DATA FOR THE TASK -
-- -- --
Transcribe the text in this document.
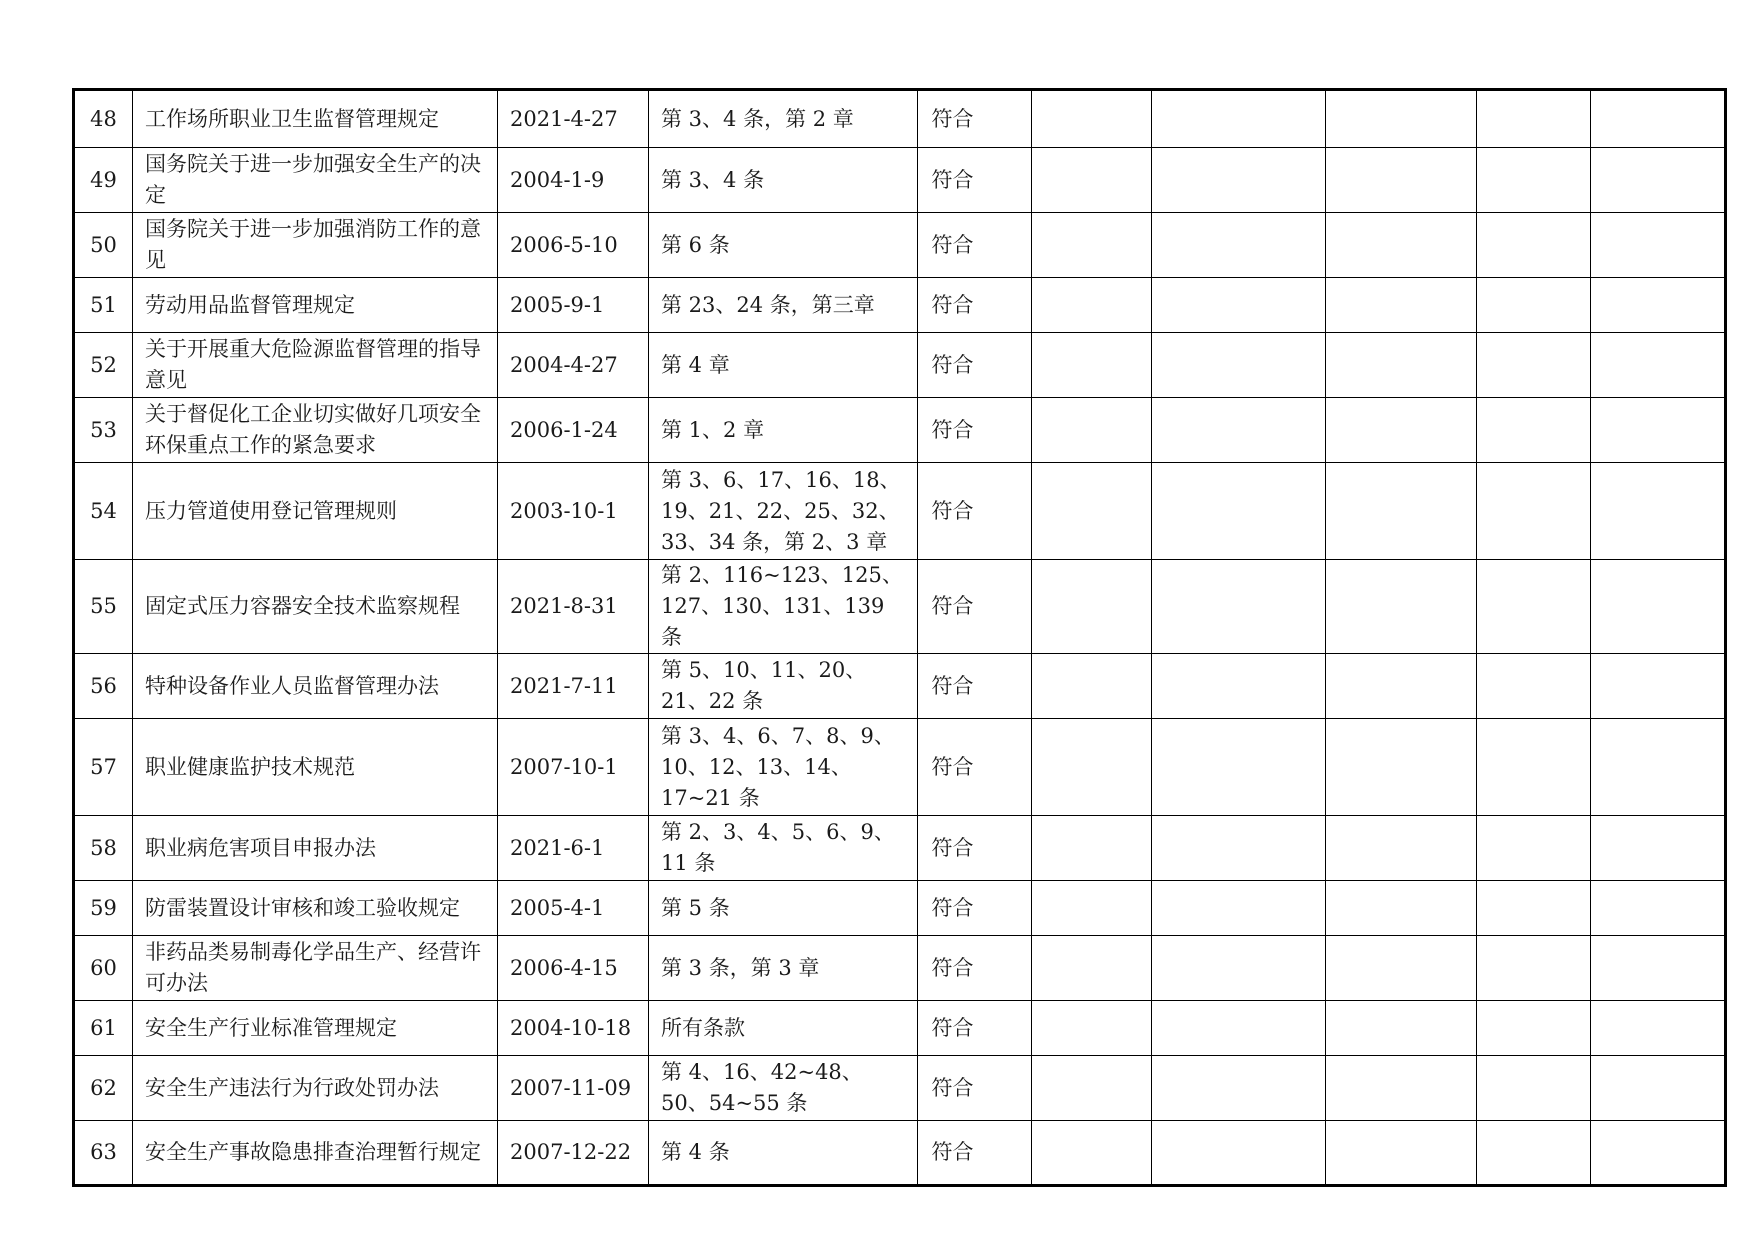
48	工作场所职业卫生监督管理规定	2021-4-27	第 3、4 条，第 2 章	符合					
49	国务院关于进一步加强安全生产的决定	2004-1-9	第 3、4 条	符合					
50	国务院关于进一步加强消防工作的意见	2006-5-10	第 6 条	符合					
51	劳动用品监督管理规定	2005-9-1	第 23、24 条，第三章	符合					
52	关于开展重大危险源监督管理的指导意见	2004-4-27	第 4 章	符合					
53	关于督促化工企业切实做好几项安全环保重点工作的紧急要求	2006-1-24	第 1、2 章	符合					
54	压力管道使用登记管理规则	2003-10-1	第 3、6、17、16、18、19、21、22、25、32、33、34 条，第 2、3 章	符合					
55	固定式压力容器安全技术监察规程	2021-8-31	第 2、116~123、125、127、130、131、139 条	符合					
56	特种设备作业人员监督管理办法	2021-7-11	第 5、10、11、20、21、22 条	符合					
57	职业健康监护技术规范	2007-10-1	第 3、4、6、7、8、9、10、12、13、14、17~21 条	符合					
58	职业病危害项目申报办法	2021-6-1	第 2、3、4、5、6、9、11 条	符合					
59	防雷装置设计审核和竣工验收规定	2005-4-1	第 5 条	符合					
60	非药品类易制毒化学品生产、经营许可办法	2006-4-15	第 3 条，第 3 章	符合					
61	安全生产行业标准管理规定	2004-10-18	所有条款	符合					
62	安全生产违法行为行政处罚办法	2007-11-09	第 4、16、42~48、50、54~55 条	符合					
63	安全生产事故隐患排查治理暂行规定	2007-12-22	第 4 条	符合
-- -- --
From the listing above, print every entry precisely and drop the pictures.

Transcribe the text in this document.
48	工作场所职业卫生监督管理规定	2021-4-27	第 3、4 条，第 2 章	符合					
49	国务院关于进一步加强安全生产的决定	2004-1-9	第 3、4 条	符合					
50	国务院关于进一步加强消防工作的意见	2006-5-10	第 6 条	符合					
51	劳动用品监督管理规定	2005-9-1	第 23、24 条，第三章	符合					
52	关于开展重大危险源监督管理的指导意见	2004-4-27	第 4 章	符合					
53	关于督促化工企业切实做好几项安全环保重点工作的紧急要求	2006-1-24	第 1、2 章	符合					
54	压力管道使用登记管理规则	2003-10-1	第 3、6、17、16、18、19、21、22、25、32、33、34 条，第 2、3 章	符合					
55	固定式压力容器安全技术监察规程	2021-8-31	第 2、116~123、125、127、130、131、139 条	符合					
56	特种设备作业人员监督管理办法	2021-7-11	第 5、10、11、20、21、22 条	符合					
57	职业健康监护技术规范	2007-10-1	第 3、4、6、7、8、9、10、12、13、14、17~21 条	符合					
58	职业病危害项目申报办法	2021-6-1	第 2、3、4、5、6、9、11 条	符合					
59	防雷装置设计审核和竣工验收规定	2005-4-1	第 5 条	符合					
60	非药品类易制毒化学品生产、经营许可办法	2006-4-15	第 3 条，第 3 章	符合					
61	安全生产行业标准管理规定	2004-10-18	所有条款	符合					
62	安全生产违法行为行政处罚办法	2007-11-09	第 4、16、42~48、50、54~55 条	符合					
63	安全生产事故隐患排查治理暂行规定	2007-12-22	第 4 条	符合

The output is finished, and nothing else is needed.